═══ Data in this exercise

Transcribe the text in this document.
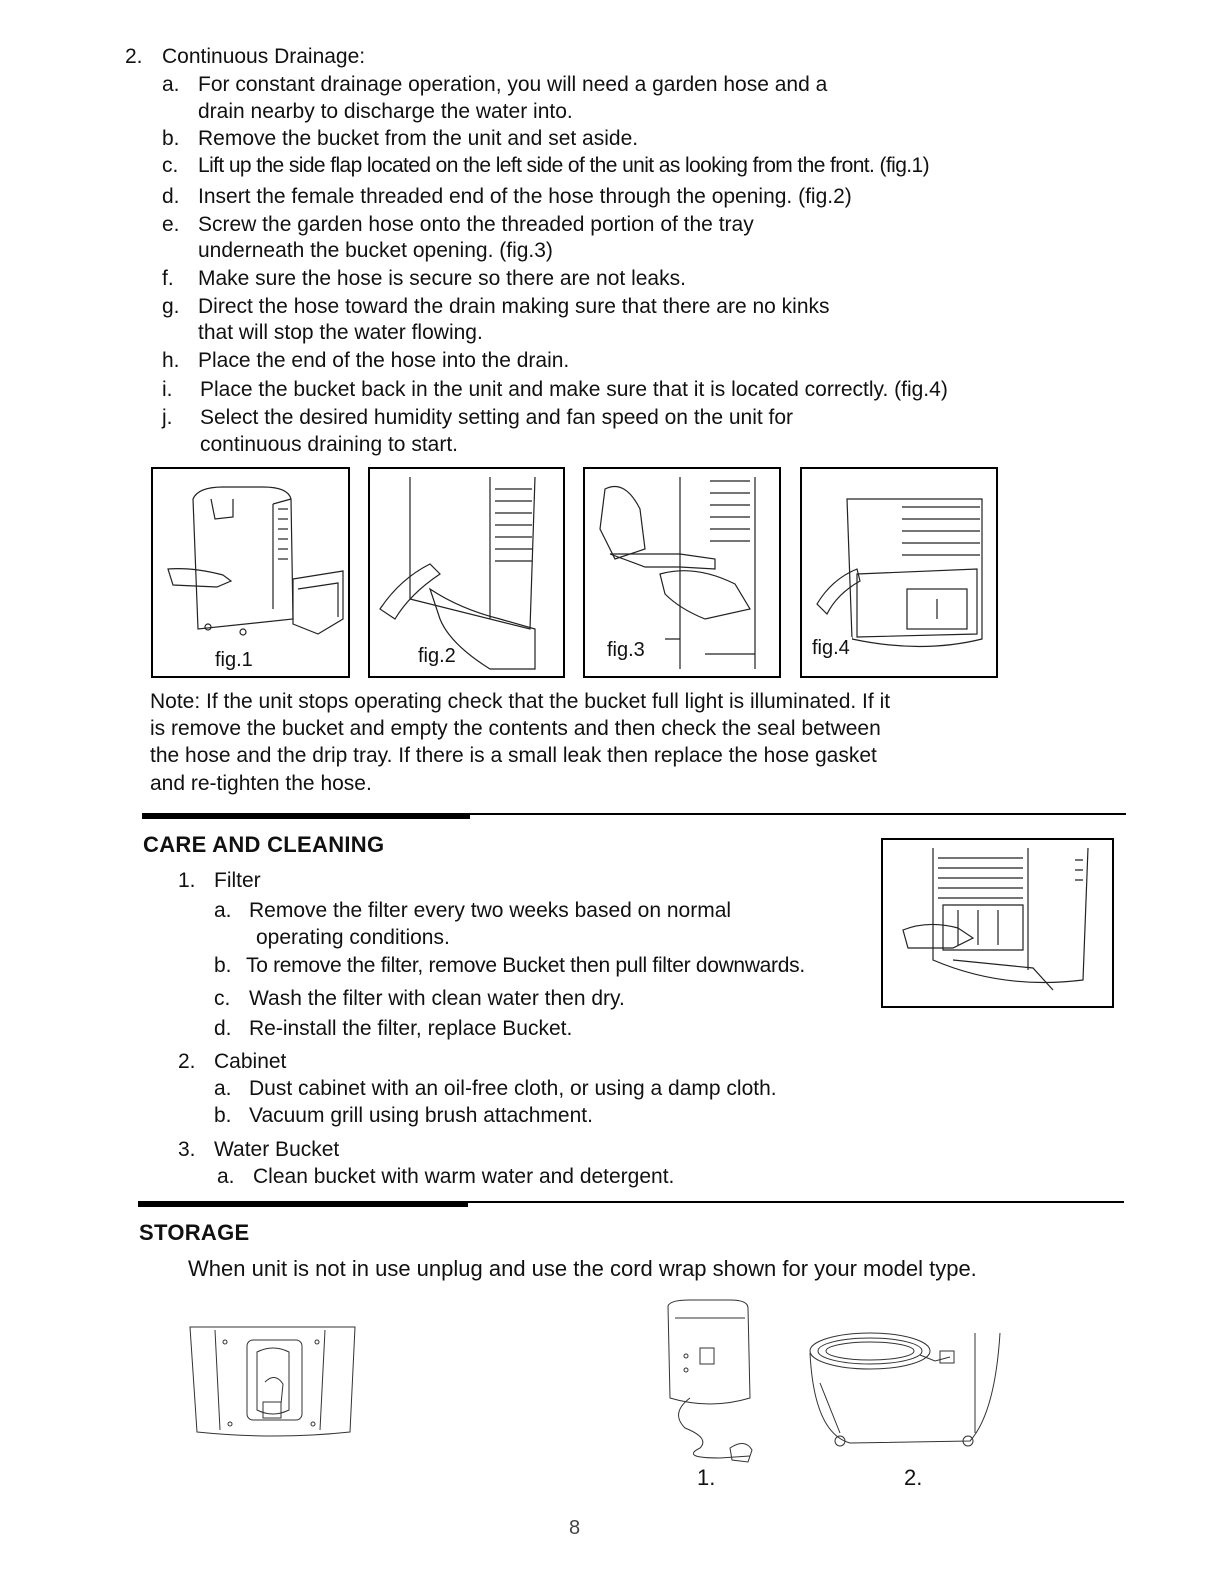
2. Continuous Drainage:
a. For constant drainage operation, you will need a garden hose and a
drain nearby to discharge the water into.
b. Remove the bucket from the unit and set aside.
c. Lift up the side flap located on the left side of the unit as looking from the front. (fig.1)
d. Insert the female threaded end of the hose through the opening. (fig.2)
e. Screw the garden hose onto the threaded portion of the tray
underneath the bucket opening. (fig.3)
f. Make sure the hose is secure so there are not leaks.
g. Direct the hose toward the drain making sure that there are no kinks
that will stop the water flowing.
h. Place the end of the hose into the drain.
i. Place the bucket back in the unit and make sure that it is located correctly. (fig.4)
j. Select the desired humidity setting and fan speed on the unit for
continuous draining to start.
fig.1	fig.2	fig.3	fig.4
Note: If the unit stops operating check that the bucket full light is illuminated. If it
is remove the bucket and empty the contents and then check the seal between
the hose and the drip tray. If there is a small leak then replace the hose gasket
and re-tighten the hose.
CARE AND CLEANING
1. Filter
a. Remove the filter every two weeks based on normal
operating conditions.
b. To remove the filter, remove Bucket then pull filter downwards.
c. Wash the filter with clean water then dry.
d. Re-install the filter, replace Bucket.
2. Cabinet
a. Dust cabinet with an oil-free cloth, or using a damp cloth.
b. Vacuum grill using brush attachment.
3. Water Bucket
a. Clean bucket with warm water and detergent.
STORAGE
When unit is not in use unplug and use the cord wrap shown for your model type.
1.	2.
8
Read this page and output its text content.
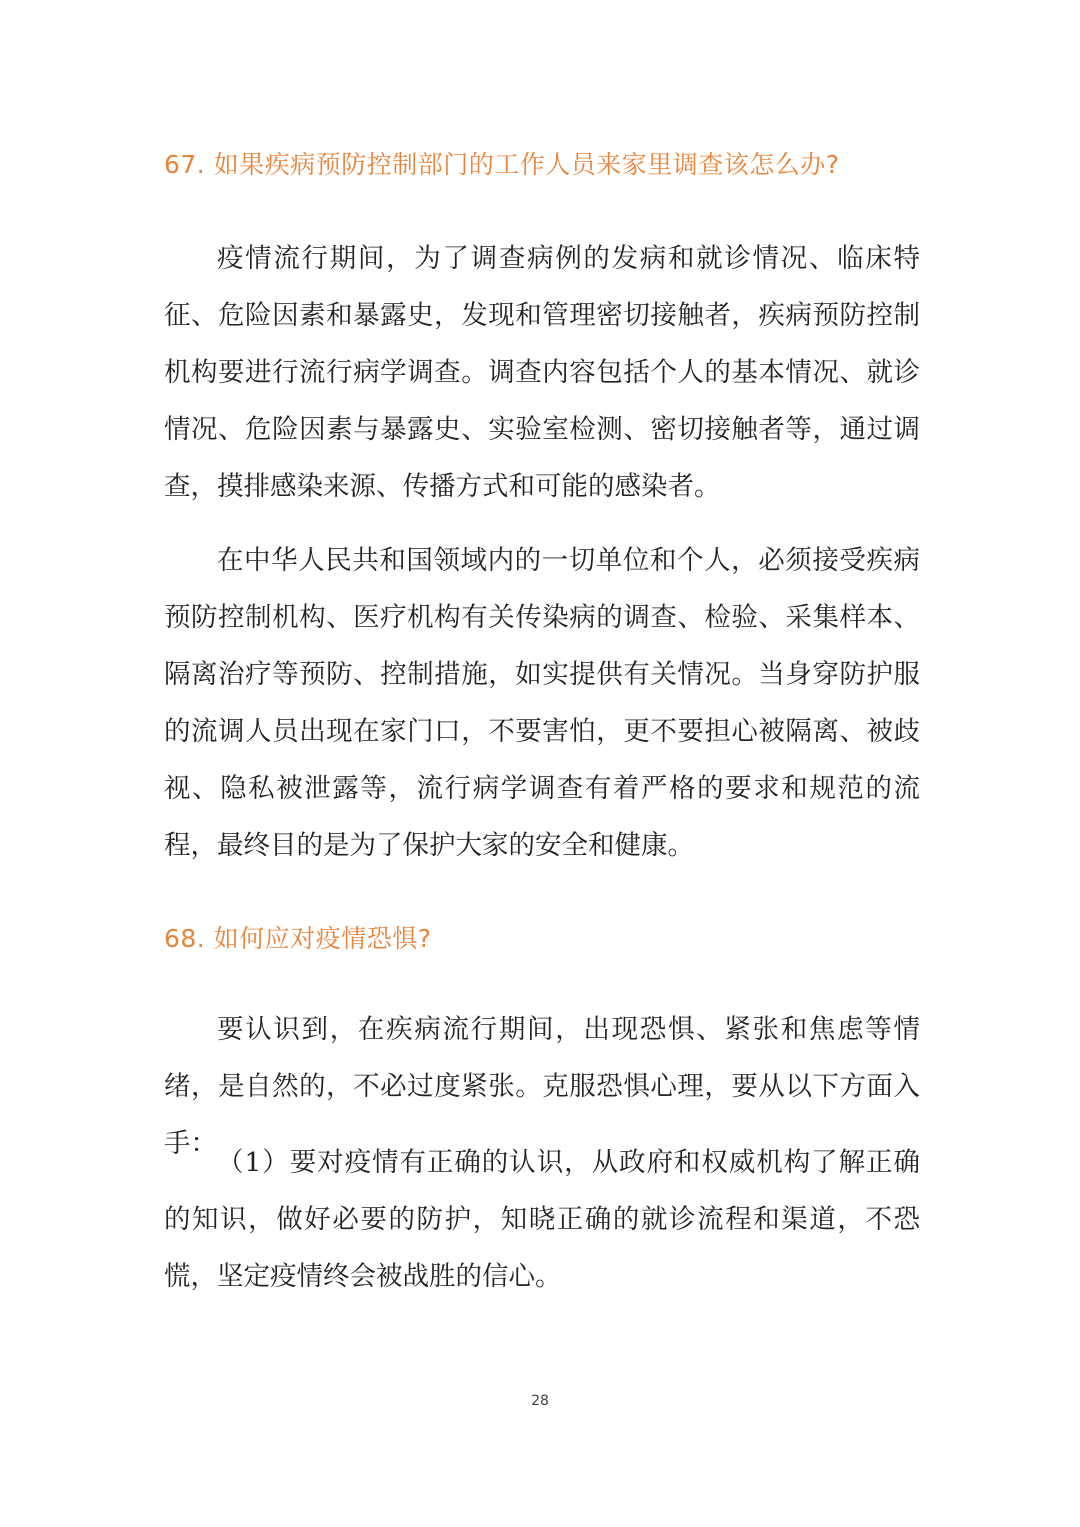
67. 如果疾病预防控制部门的工作人员来家里调查该怎么办?

疫情流行期间，为了调查病例的发病和就诊情况、临床特征、危险因素和暴露史，发现和管理密切接触者，疾病预防控制机构要进行流行病学调查。调查内容包括个人的基本情况、就诊情况、危险因素与暴露史、实验室检测、密切接触者等，通过调查，摸排感染来源、传播方式和可能的感染者。

在中华人民共和国领域内的一切单位和个人，必须接受疾病预防控制机构、医疗机构有关传染病的调查、检验、采集样本、隔离治疗等预防、控制措施，如实提供有关情况。当身穿防护服的流调人员出现在家门口，不要害怕，更不要担心被隔离、被歧视、隐私被泄露等，流行病学调查有着严格的要求和规范的流程，最终目的是为了保护大家的安全和健康。

68. 如何应对疫情恐惧?

要认识到，在疾病流行期间，出现恐惧、紧张和焦虑等情绪，是自然的，不必过度紧张。克服恐惧心理，要从以下方面入手：

（1）要对疫情有正确的认识，从政府和权威机构了解正确的知识，做好必要的防护，知晓正确的就诊流程和渠道，不恐慌，坚定疫情终会被战胜的信心。

28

══════

**Task to complete:** Pictures are left out; print exactly the lines from the one holding "Read this page and output its text content." through the last line of the listing above, both included.

**Solution for this problem:**
Read this page and output its text content.
67. 如果疾病预防控制部门的工作人员来家里调查该怎么办?

疫情流行期间，为了调查病例的发病和就诊情况、临床特征、危险因素和暴露史，发现和管理密切接触者，疾病预防控制机构要进行流行病学调查。调查内容包括个人的基本情况、就诊情况、危险因素与暴露史、实验室检测、密切接触者等，通过调查，摸排感染来源、传播方式和可能的感染者。

在中华人民共和国领域内的一切单位和个人，必须接受疾病预防控制机构、医疗机构有关传染病的调查、检验、采集样本、隔离治疗等预防、控制措施，如实提供有关情况。当身穿防护服的流调人员出现在家门口，不要害怕，更不要担心被隔离、被歧视、隐私被泄露等，流行病学调查有着严格的要求和规范的流程，最终目的是为了保护大家的安全和健康。

68. 如何应对疫情恐惧?

要认识到，在疾病流行期间，出现恐惧、紧张和焦虑等情绪，是自然的，不必过度紧张。克服恐惧心理，要从以下方面入手：

（1）要对疫情有正确的认识，从政府和权威机构了解正确的知识，做好必要的防护，知晓正确的就诊流程和渠道，不恐慌，坚定疫情终会被战胜的信心。

28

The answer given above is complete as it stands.